● **WHAT THIS TASK INVOLVES**
Records follow. Pull out every line that contains "Scale".
## START INFORMATION SUPPLIED
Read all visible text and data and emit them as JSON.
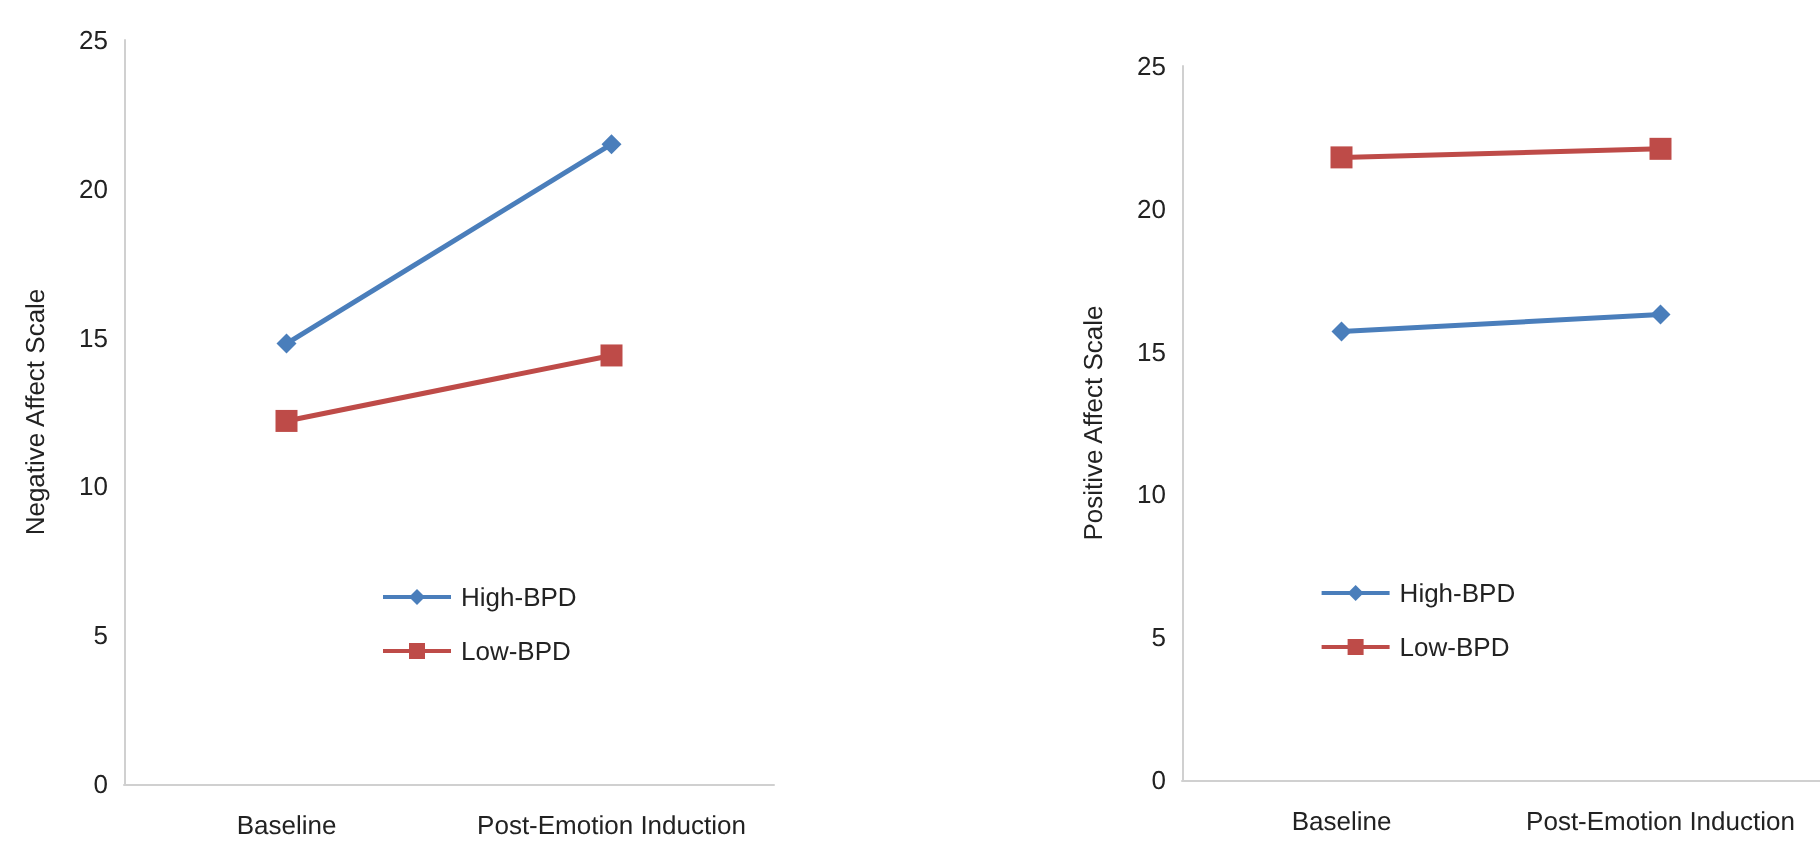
{
  "chart_data": [
    {
      "type": "line",
      "ylabel": "Negative Affect Scale",
      "categories": [
        "Baseline",
        "Post-Emotion Induction"
      ],
      "series": [
        {
          "name": "High-BPD",
          "color": "#4a7ebb",
          "values": [
            14.8,
            21.5
          ],
          "marker": "diamond"
        },
        {
          "name": "Low-BPD",
          "color": "#be4b48",
          "values": [
            12.2,
            14.4
          ],
          "marker": "square"
        }
      ],
      "ylim": [
        0,
        25
      ],
      "yticks": [
        0,
        5,
        10,
        15,
        20,
        25
      ],
      "legend": "bottom",
      "grid": false
    },
    {
      "type": "line",
      "ylabel": "Positive Affect Scale",
      "categories": [
        "Baseline",
        "Post-Emotion Induction"
      ],
      "series": [
        {
          "name": "High-BPD",
          "color": "#4a7ebb",
          "values": [
            15.7,
            16.3
          ],
          "marker": "diamond"
        },
        {
          "name": "Low-BPD",
          "color": "#be4b48",
          "values": [
            21.8,
            22.1
          ],
          "marker": "square"
        }
      ],
      "ylim": [
        0,
        25
      ],
      "yticks": [
        0,
        5,
        10,
        15,
        20,
        25
      ],
      "legend": "bottom left",
      "grid": false
    }
  ]
}
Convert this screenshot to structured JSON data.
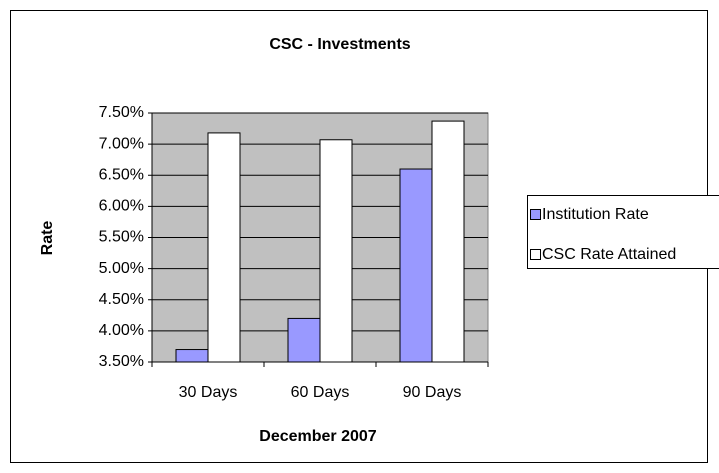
{
  "chart_data": {
    "type": "bar",
    "title": "CSC - Investments",
    "x_label": "December 2007",
    "y_label": "Rate",
    "categories": [
      "30 Days",
      "60 Days",
      "90 Days"
    ],
    "series": [
      {
        "name": "Institution Rate",
        "color": "#9999ff",
        "values": [
          3.7,
          4.2,
          6.6
        ]
      },
      {
        "name": "CSC Rate Attained",
        "color": "#ffffff",
        "values": [
          7.18,
          7.07,
          7.37
        ]
      }
    ],
    "ylim": [
      3.5,
      7.5
    ],
    "yticks": [
      {
        "value": 3.5,
        "label": "3.50%"
      },
      {
        "value": 4.0,
        "label": "4.00%"
      },
      {
        "value": 4.5,
        "label": "4.50%"
      },
      {
        "value": 5.0,
        "label": "5.00%"
      },
      {
        "value": 5.5,
        "label": "5.50%"
      },
      {
        "value": 6.0,
        "label": "6.00%"
      },
      {
        "value": 6.5,
        "label": "6.50%"
      },
      {
        "value": 7.0,
        "label": "7.00%"
      },
      {
        "value": 7.5,
        "label": "7.50%"
      }
    ],
    "grid": true,
    "plot_background": "#c0c0c0",
    "legend": "right"
  }
}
## END INFORMATION SUPPLIED
● **FINAL RESULT**
      "ylabel": "Negative Affect Scale",
      "ylabel": "Positive Affect Scale",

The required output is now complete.